Figure record listings:

* begin *

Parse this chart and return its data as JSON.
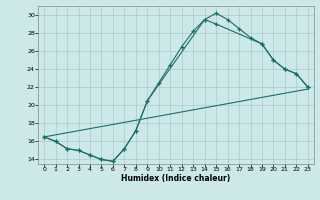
{
  "title": "",
  "xlabel": "Humidex (Indice chaleur)",
  "bg_color": "#cce8e8",
  "grid_color": "#aacccc",
  "line_color": "#1a6e6a",
  "xlim": [
    -0.5,
    23.5
  ],
  "ylim": [
    13.5,
    31.0
  ],
  "xticks": [
    0,
    1,
    2,
    3,
    4,
    5,
    6,
    7,
    8,
    9,
    10,
    11,
    12,
    13,
    14,
    15,
    16,
    17,
    18,
    19,
    20,
    21,
    22,
    23
  ],
  "yticks": [
    14,
    16,
    18,
    20,
    22,
    24,
    26,
    28,
    30
  ],
  "curve1_x": [
    0,
    1,
    2,
    3,
    4,
    5,
    6,
    7,
    8,
    9,
    10,
    11,
    12,
    13,
    14,
    15,
    16,
    17,
    18,
    19,
    20,
    21,
    22,
    23
  ],
  "curve1_y": [
    16.5,
    16.0,
    15.2,
    15.0,
    14.5,
    14.0,
    13.8,
    15.2,
    17.2,
    20.5,
    22.5,
    24.5,
    26.5,
    28.2,
    29.5,
    30.2,
    29.5,
    28.5,
    27.5,
    26.8,
    25.0,
    24.0,
    23.5,
    22.0
  ],
  "curve2_x": [
    0,
    1,
    2,
    3,
    4,
    5,
    6,
    7,
    8,
    9,
    14,
    15,
    19,
    20,
    21,
    22,
    23
  ],
  "curve2_y": [
    16.5,
    16.0,
    15.2,
    15.0,
    14.5,
    14.0,
    13.8,
    15.2,
    17.2,
    20.5,
    29.5,
    29.0,
    26.8,
    25.0,
    24.0,
    23.5,
    22.0
  ],
  "curve3_x": [
    0,
    23
  ],
  "curve3_y": [
    16.5,
    21.8
  ]
}
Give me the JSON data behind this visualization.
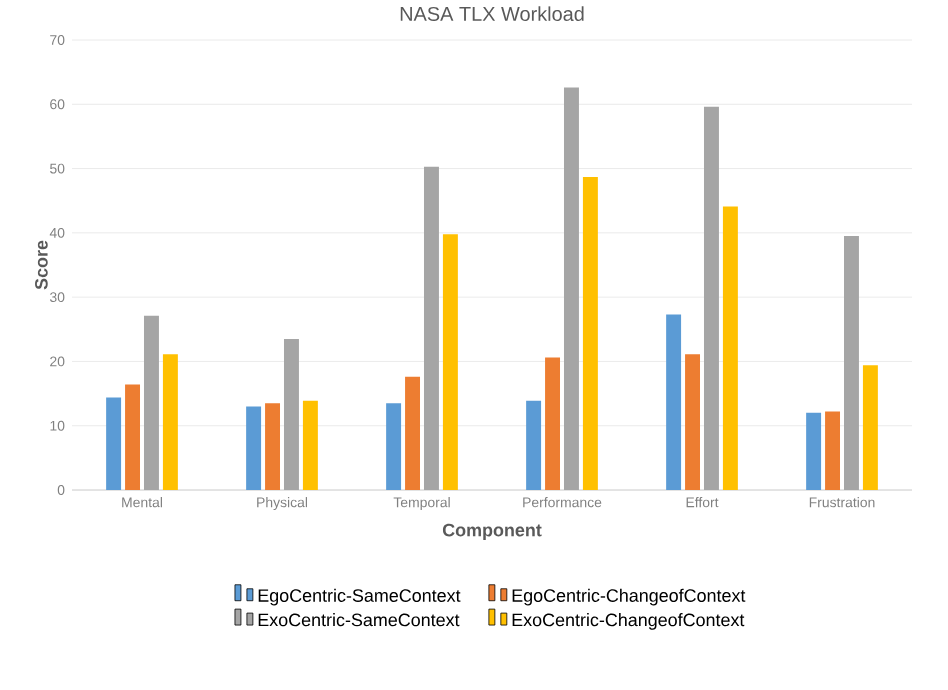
{
  "chart_data": {
    "type": "bar",
    "title": "NASA TLX Workload",
    "xlabel": "Component",
    "ylabel": "Score",
    "categories": [
      "Mental",
      "Physical",
      "Temporal",
      "Performance",
      "Effort",
      "Frustration"
    ],
    "series": [
      {
        "name": "EgoCentric-SameContext",
        "color": "#5b9bd5",
        "values": [
          14.4,
          13.0,
          13.5,
          13.9,
          27.3,
          12.0
        ]
      },
      {
        "name": "EgoCentric-ChangeofContext",
        "color": "#ed7d31",
        "values": [
          16.4,
          13.5,
          17.6,
          20.6,
          21.1,
          12.2
        ]
      },
      {
        "name": "ExoCentric-SameContext",
        "color": "#a5a5a5",
        "values": [
          27.1,
          23.5,
          50.3,
          62.6,
          59.6,
          39.5
        ]
      },
      {
        "name": "ExoCentric-ChangeofContext",
        "color": "#ffc000",
        "values": [
          21.1,
          13.9,
          39.8,
          48.7,
          44.1,
          19.4
        ]
      }
    ],
    "ylim": [
      0,
      70
    ],
    "yticks": [
      0,
      10,
      20,
      30,
      40,
      50,
      60,
      70
    ],
    "grid": "y",
    "legend": "bottom"
  }
}
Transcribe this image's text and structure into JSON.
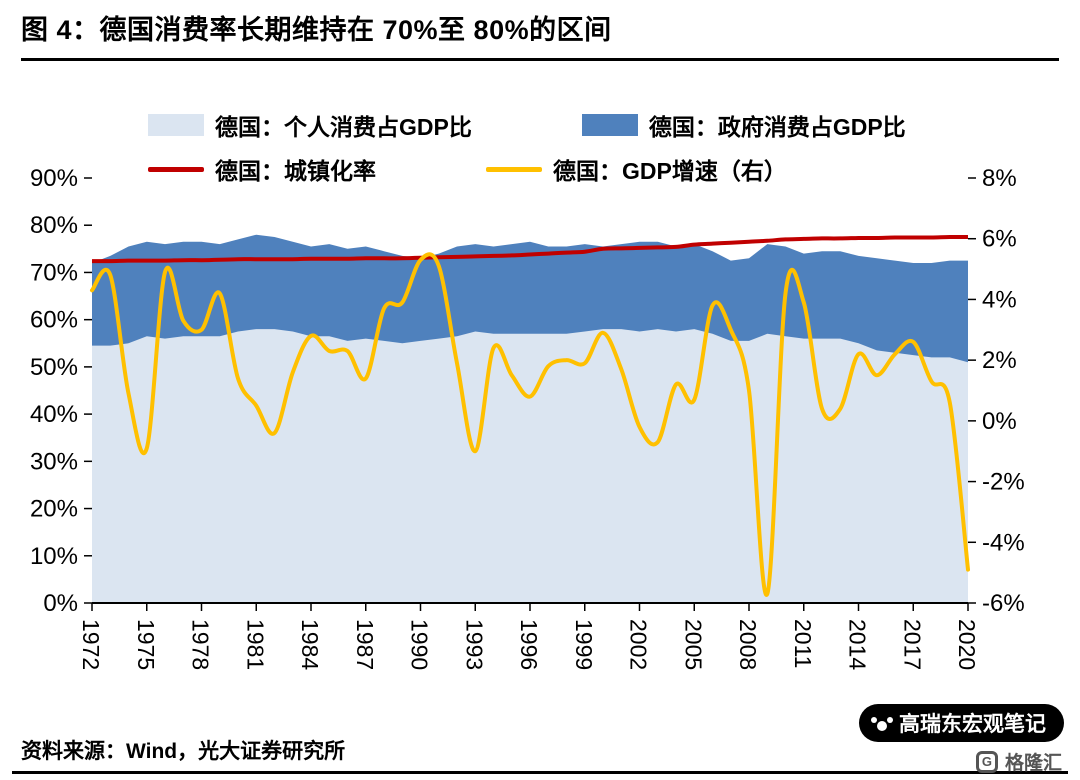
{
  "page": {
    "title": "图 4：德国消费率长期维持在 70%至 80%的区间",
    "source": "资料来源：Wind，光大证券研究所",
    "watermark": {
      "badge_text": "高瑞东宏观笔记",
      "logo_mark": "G",
      "logo_text": "格隆汇"
    }
  },
  "chart_data": {
    "type": "combo",
    "title": "图 4：德国消费率长期维持在 70%至 80%的区间",
    "legend_position": "top",
    "grid": false,
    "x": [
      1972,
      1973,
      1974,
      1975,
      1976,
      1977,
      1978,
      1979,
      1980,
      1981,
      1982,
      1983,
      1984,
      1985,
      1986,
      1987,
      1988,
      1989,
      1990,
      1991,
      1992,
      1993,
      1994,
      1995,
      1996,
      1997,
      1998,
      1999,
      2000,
      2001,
      2002,
      2003,
      2004,
      2005,
      2006,
      2007,
      2008,
      2009,
      2010,
      2011,
      2012,
      2013,
      2014,
      2015,
      2016,
      2017,
      2018,
      2019,
      2020
    ],
    "x_ticks": [
      "1972",
      "1975",
      "1978",
      "1981",
      "1984",
      "1987",
      "1990",
      "1993",
      "1996",
      "1999",
      "2002",
      "2005",
      "2008",
      "2011",
      "2014",
      "2017",
      "2020"
    ],
    "left_axis": {
      "min": 0,
      "max": 90,
      "step": 10,
      "tick_labels": [
        "90%",
        "80%",
        "70%",
        "60%",
        "50%",
        "40%",
        "30%",
        "20%",
        "10%",
        "0%"
      ]
    },
    "right_axis": {
      "min": -6,
      "max": 8,
      "step": 2,
      "tick_labels": [
        "8%",
        "6%",
        "4%",
        "2%",
        "0%",
        "-2%",
        "-4%",
        "-6%"
      ]
    },
    "series": [
      {
        "name": "德国：个人消费占GDP比",
        "type": "area",
        "axis": "left",
        "color": "#dbe5f1",
        "values": [
          54.5,
          54.5,
          55,
          56.5,
          56,
          56.5,
          56.5,
          56.5,
          57.5,
          58,
          58,
          57.5,
          56.5,
          56.5,
          55.5,
          56,
          55.5,
          55,
          55.5,
          56,
          56.5,
          57.5,
          57,
          57,
          57,
          57,
          57,
          57.5,
          58,
          58,
          57.5,
          58,
          57.5,
          58,
          57,
          55.5,
          55.5,
          57,
          56.5,
          56,
          56,
          56,
          55,
          53.5,
          53,
          52.5,
          52,
          52,
          51
        ]
      },
      {
        "name": "德国：政府消费占GDP比",
        "type": "area-stacked",
        "axis": "left",
        "color": "#4f81bd",
        "values": [
          17.5,
          19,
          20.5,
          20,
          20,
          20,
          20,
          19.5,
          19.5,
          20,
          19.5,
          19,
          19,
          19.5,
          19.5,
          19.5,
          19,
          18.5,
          17.5,
          18,
          19,
          18.5,
          18.5,
          19,
          19.5,
          18.5,
          18.5,
          18.5,
          17.5,
          18,
          19,
          18.5,
          18,
          18,
          17.5,
          17,
          17.5,
          19,
          19,
          18,
          18.5,
          18.5,
          18.5,
          19.5,
          19.5,
          19.5,
          20,
          20.5,
          21.5
        ]
      },
      {
        "name": "德国：城镇化率",
        "type": "line",
        "axis": "left",
        "color": "#c00000",
        "values": [
          72.4,
          72.4,
          72.5,
          72.5,
          72.5,
          72.6,
          72.6,
          72.7,
          72.8,
          72.8,
          72.8,
          72.8,
          72.9,
          72.9,
          72.9,
          73,
          73,
          73,
          73.1,
          73.2,
          73.3,
          73.4,
          73.5,
          73.6,
          73.8,
          74,
          74.2,
          74.4,
          75,
          75.1,
          75.2,
          75.3,
          75.4,
          75.9,
          76.1,
          76.3,
          76.5,
          76.7,
          77,
          77.1,
          77.2,
          77.2,
          77.3,
          77.3,
          77.4,
          77.4,
          77.4,
          77.5,
          77.5
        ]
      },
      {
        "name": "德国：GDP增速（右）",
        "type": "line",
        "axis": "right",
        "color": "#ffc000",
        "values": [
          4.3,
          4.8,
          0.9,
          -0.9,
          4.9,
          3.3,
          3.0,
          4.2,
          1.4,
          0.5,
          -0.4,
          1.6,
          2.8,
          2.3,
          2.3,
          1.4,
          3.7,
          3.9,
          5.3,
          5.1,
          1.9,
          -1.0,
          2.4,
          1.5,
          0.8,
          1.8,
          2.0,
          1.9,
          2.9,
          1.7,
          -0.2,
          -0.7,
          1.2,
          0.7,
          3.8,
          3.0,
          1.0,
          -5.7,
          4.2,
          3.9,
          0.4,
          0.4,
          2.2,
          1.5,
          2.2,
          2.6,
          1.3,
          0.6,
          -4.9
        ]
      }
    ]
  }
}
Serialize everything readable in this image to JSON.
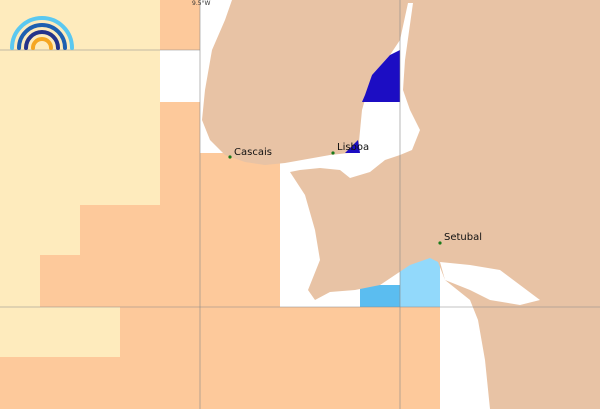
{
  "map": {
    "grid_label": "9.5°W",
    "places": [
      "Cascais",
      "Lisboa",
      "Setubal"
    ]
  }
}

* end *

• **Problem**
From the listing above, report the number of lines containing the string "ChangeofContext", without any accompanying remarks.

• **Final result**
2